Where the string "TetherUS" occurs in the material below, report the whole line.
* start Supplied entries *
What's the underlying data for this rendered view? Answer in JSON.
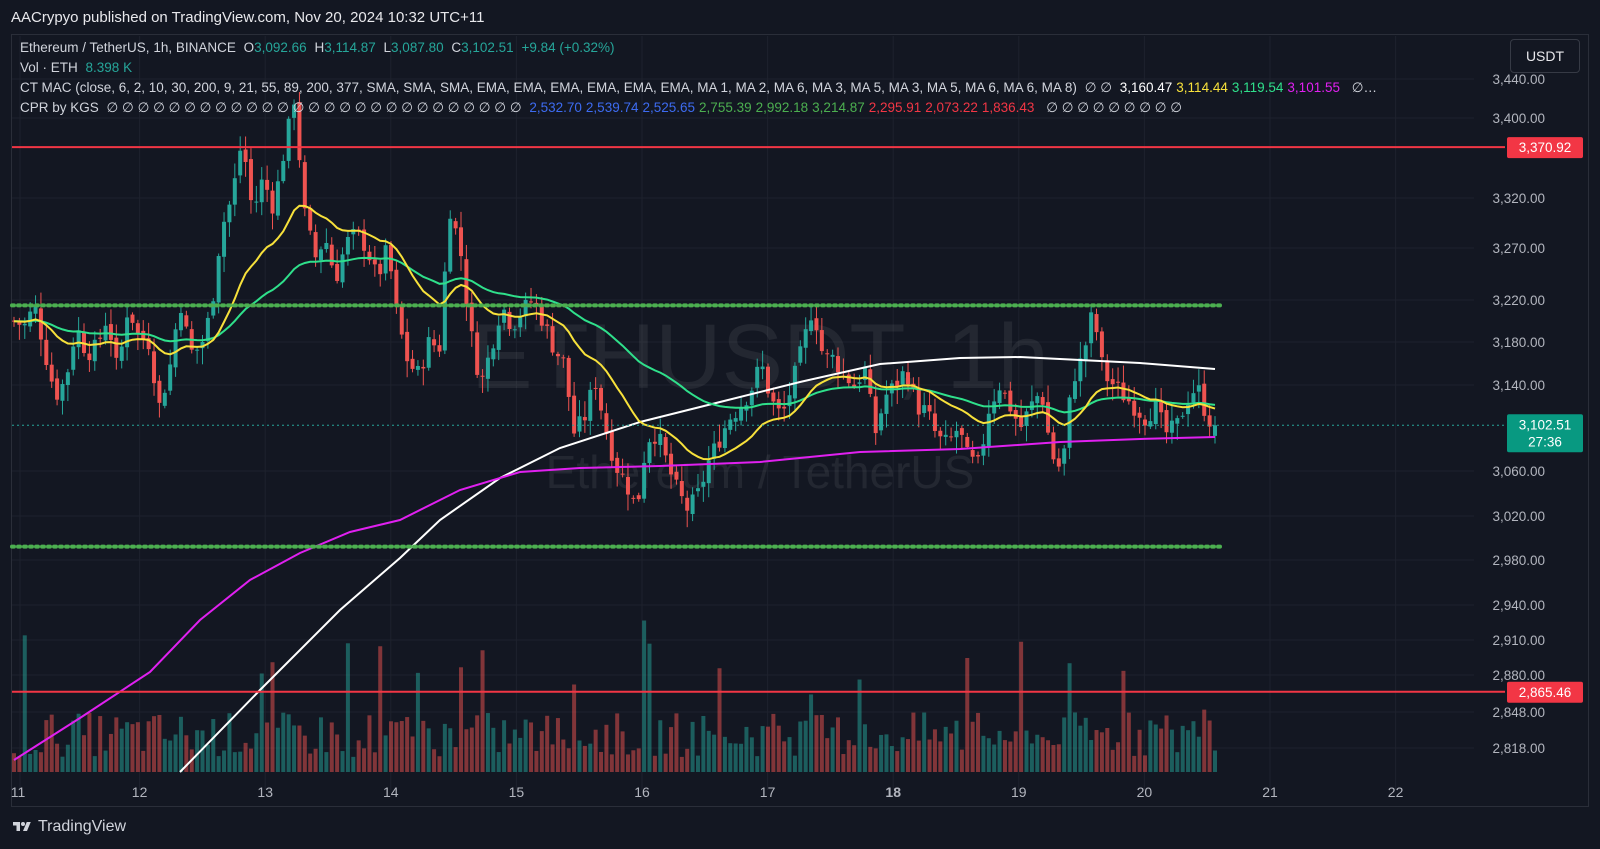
{
  "header": {
    "published": "AACrypyo published on TradingView.com, Nov 20, 2024 10:32 UTC+11"
  },
  "legend": {
    "symbol": "Ethereum / TetherUS, 1h, BINANCE",
    "o_label": "O",
    "o": "3,092.66",
    "h_label": "H",
    "h": "3,114.87",
    "l_label": "L",
    "l": "3,087.80",
    "c_label": "C",
    "c": "3,102.51",
    "change": "+9.84 (+0.32%)",
    "vol_label": "Vol · ETH",
    "vol": "8.398 K",
    "ma_title": "CT MAC (close, 6, 2, 10, 30, 200, 9, 21, 55, 89, 200, 377, SMA, SMA, SMA, EMA, EMA, EMA, EMA, EMA, EMA, MA 1, MA 2, MA 6, MA 3, MA 5, MA 3, MA 5, MA 6, MA 6, MA 8)",
    "ma_null_prefix": "∅ ∅",
    "ma_values": [
      {
        "value": "3,160.47",
        "color": "#ffffff"
      },
      {
        "value": "3,114.44",
        "color": "#f7e13b"
      },
      {
        "value": "3,119.54",
        "color": "#2fe08b"
      },
      {
        "value": "3,101.55",
        "color": "#e020f0"
      }
    ],
    "ma_tail": "∅…",
    "cpr_title": "CPR by KGS",
    "cpr_null_prefix": "∅ ∅ ∅ ∅ ∅ ∅ ∅ ∅ ∅ ∅ ∅ ∅ ∅ ∅ ∅ ∅ ∅ ∅ ∅ ∅ ∅ ∅ ∅ ∅ ∅ ∅ ∅",
    "cpr_values": [
      {
        "value": "2,532.70",
        "color": "#3d6bf0"
      },
      {
        "value": "2,539.74",
        "color": "#3d6bf0"
      },
      {
        "value": "2,525.65",
        "color": "#3d6bf0"
      },
      {
        "value": "2,755.39",
        "color": "#4caf50"
      },
      {
        "value": "2,992.18",
        "color": "#4caf50"
      },
      {
        "value": "3,214.87",
        "color": "#4caf50"
      },
      {
        "value": "2,295.91",
        "color": "#f23645"
      },
      {
        "value": "2,073.22",
        "color": "#f23645"
      },
      {
        "value": "1,836.43",
        "color": "#f23645"
      }
    ],
    "cpr_tail": "∅ ∅ ∅ ∅ ∅ ∅ ∅ ∅ ∅"
  },
  "currency_button": "USDT",
  "watermark": {
    "ticker": "ETHUSDT, 1h",
    "name": "Ethereum / TetherUS"
  },
  "price_axis": [
    "3,440.00",
    "3,400.00",
    "3,320.00",
    "3,270.00",
    "3,220.00",
    "3,180.00",
    "3,140.00",
    "3,060.00",
    "3,020.00",
    "2,980.00",
    "2,940.00",
    "2,910.00",
    "2,880.00",
    "2,848.00",
    "2,818.00"
  ],
  "time_axis": [
    "11",
    "12",
    "13",
    "14",
    "15",
    "16",
    "17",
    "18",
    "19",
    "20",
    "21",
    "22"
  ],
  "price_tags": {
    "upper_line": "3,370.92",
    "lower_line": "2,865.46",
    "last_price": "3,102.51",
    "countdown": "27:36"
  },
  "colors": {
    "up": "#26a69a",
    "down": "#ef5350",
    "line_red": "#f23645",
    "dots": "#4caf50",
    "bg": "#131722"
  },
  "footer": {
    "brand": "TradingView"
  },
  "chart_data": {
    "type": "candlestick",
    "symbol": "ETHUSDT",
    "interval": "1h",
    "price_range": [
      2800,
      3460
    ],
    "days": [
      "11",
      "12",
      "13",
      "14",
      "15",
      "16",
      "17",
      "18",
      "19",
      "20",
      "21",
      "22"
    ],
    "horizontal_lines": [
      {
        "value": 3370.92,
        "style": "solid",
        "color": "#f23645"
      },
      {
        "value": 2865.46,
        "style": "solid",
        "color": "#f23645"
      },
      {
        "value": 3214.87,
        "style": "dotted",
        "color": "#4caf50"
      },
      {
        "value": 2992.18,
        "style": "dotted",
        "color": "#4caf50"
      }
    ],
    "close_path": [
      [
        0,
        3200
      ],
      [
        4,
        3195
      ],
      [
        8,
        3215
      ],
      [
        12,
        3170
      ],
      [
        16,
        3130
      ],
      [
        20,
        3145
      ],
      [
        24,
        3195
      ],
      [
        28,
        3170
      ],
      [
        32,
        3175
      ],
      [
        36,
        3205
      ],
      [
        40,
        3150
      ],
      [
        44,
        3215
      ],
      [
        48,
        3185
      ],
      [
        52,
        3180
      ],
      [
        56,
        3120
      ],
      [
        60,
        3155
      ],
      [
        64,
        3220
      ],
      [
        68,
        3170
      ],
      [
        72,
        3175
      ],
      [
        76,
        3210
      ],
      [
        80,
        3290
      ],
      [
        84,
        3320
      ],
      [
        88,
        3380
      ],
      [
        92,
        3305
      ],
      [
        96,
        3340
      ],
      [
        100,
        3310
      ],
      [
        104,
        3365
      ],
      [
        108,
        3420
      ],
      [
        112,
        3305
      ],
      [
        116,
        3260
      ],
      [
        120,
        3280
      ],
      [
        124,
        3240
      ],
      [
        128,
        3275
      ],
      [
        132,
        3285
      ],
      [
        136,
        3270
      ],
      [
        140,
        3240
      ],
      [
        144,
        3270
      ],
      [
        148,
        3200
      ],
      [
        152,
        3160
      ],
      [
        156,
        3150
      ],
      [
        160,
        3180
      ],
      [
        164,
        3175
      ],
      [
        168,
        3310
      ],
      [
        172,
        3270
      ],
      [
        176,
        3190
      ],
      [
        180,
        3140
      ],
      [
        184,
        3175
      ],
      [
        188,
        3215
      ],
      [
        192,
        3195
      ],
      [
        196,
        3210
      ],
      [
        200,
        3220
      ],
      [
        204,
        3200
      ],
      [
        208,
        3175
      ],
      [
        212,
        3160
      ],
      [
        216,
        3095
      ],
      [
        220,
        3110
      ],
      [
        224,
        3145
      ],
      [
        228,
        3100
      ],
      [
        232,
        3065
      ],
      [
        236,
        3050
      ],
      [
        240,
        3025
      ],
      [
        244,
        3090
      ],
      [
        248,
        3095
      ],
      [
        252,
        3065
      ],
      [
        256,
        3040
      ],
      [
        260,
        3025
      ],
      [
        264,
        3040
      ],
      [
        268,
        3070
      ],
      [
        272,
        3090
      ],
      [
        276,
        3110
      ],
      [
        280,
        3120
      ],
      [
        284,
        3135
      ],
      [
        288,
        3160
      ],
      [
        292,
        3125
      ],
      [
        296,
        3110
      ],
      [
        300,
        3140
      ],
      [
        304,
        3175
      ],
      [
        308,
        3215
      ],
      [
        312,
        3165
      ],
      [
        316,
        3165
      ],
      [
        320,
        3150
      ],
      [
        324,
        3140
      ],
      [
        328,
        3155
      ],
      [
        332,
        3095
      ],
      [
        336,
        3130
      ],
      [
        340,
        3140
      ],
      [
        344,
        3155
      ],
      [
        348,
        3120
      ],
      [
        352,
        3115
      ],
      [
        356,
        3090
      ],
      [
        360,
        3085
      ],
      [
        364,
        3100
      ],
      [
        368,
        3070
      ],
      [
        372,
        3065
      ],
      [
        376,
        3120
      ],
      [
        380,
        3140
      ],
      [
        384,
        3120
      ],
      [
        388,
        3100
      ],
      [
        392,
        3120
      ],
      [
        396,
        3135
      ],
      [
        400,
        3075
      ],
      [
        404,
        3060
      ],
      [
        408,
        3145
      ],
      [
        412,
        3165
      ],
      [
        416,
        3210
      ],
      [
        420,
        3150
      ],
      [
        424,
        3140
      ],
      [
        428,
        3130
      ],
      [
        432,
        3120
      ],
      [
        436,
        3110
      ],
      [
        440,
        3120
      ],
      [
        444,
        3095
      ],
      [
        448,
        3100
      ],
      [
        452,
        3125
      ],
      [
        456,
        3140
      ],
      [
        460,
        3110
      ],
      [
        463,
        3102.51
      ]
    ],
    "moving_averages": [
      {
        "name": "MA (white)",
        "color": "#ffffff",
        "last": 3160.47
      },
      {
        "name": "MA (yellow)",
        "color": "#f7e13b",
        "last": 3114.44
      },
      {
        "name": "MA (green)",
        "color": "#2fe08b",
        "last": 3119.54
      },
      {
        "name": "MA (magenta)",
        "color": "#e020f0",
        "last": 3101.55
      }
    ],
    "last": {
      "open": 3092.66,
      "high": 3114.87,
      "low": 3087.8,
      "close": 3102.51,
      "change": 9.84,
      "change_pct": 0.32,
      "volume_k": 8.398
    }
  }
}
* end Supplied entries *
(Solution below)
    "symbol": "Ethereum / TetherUS, 1h, BINANCE",
    "name": "Ethereum / TetherUS"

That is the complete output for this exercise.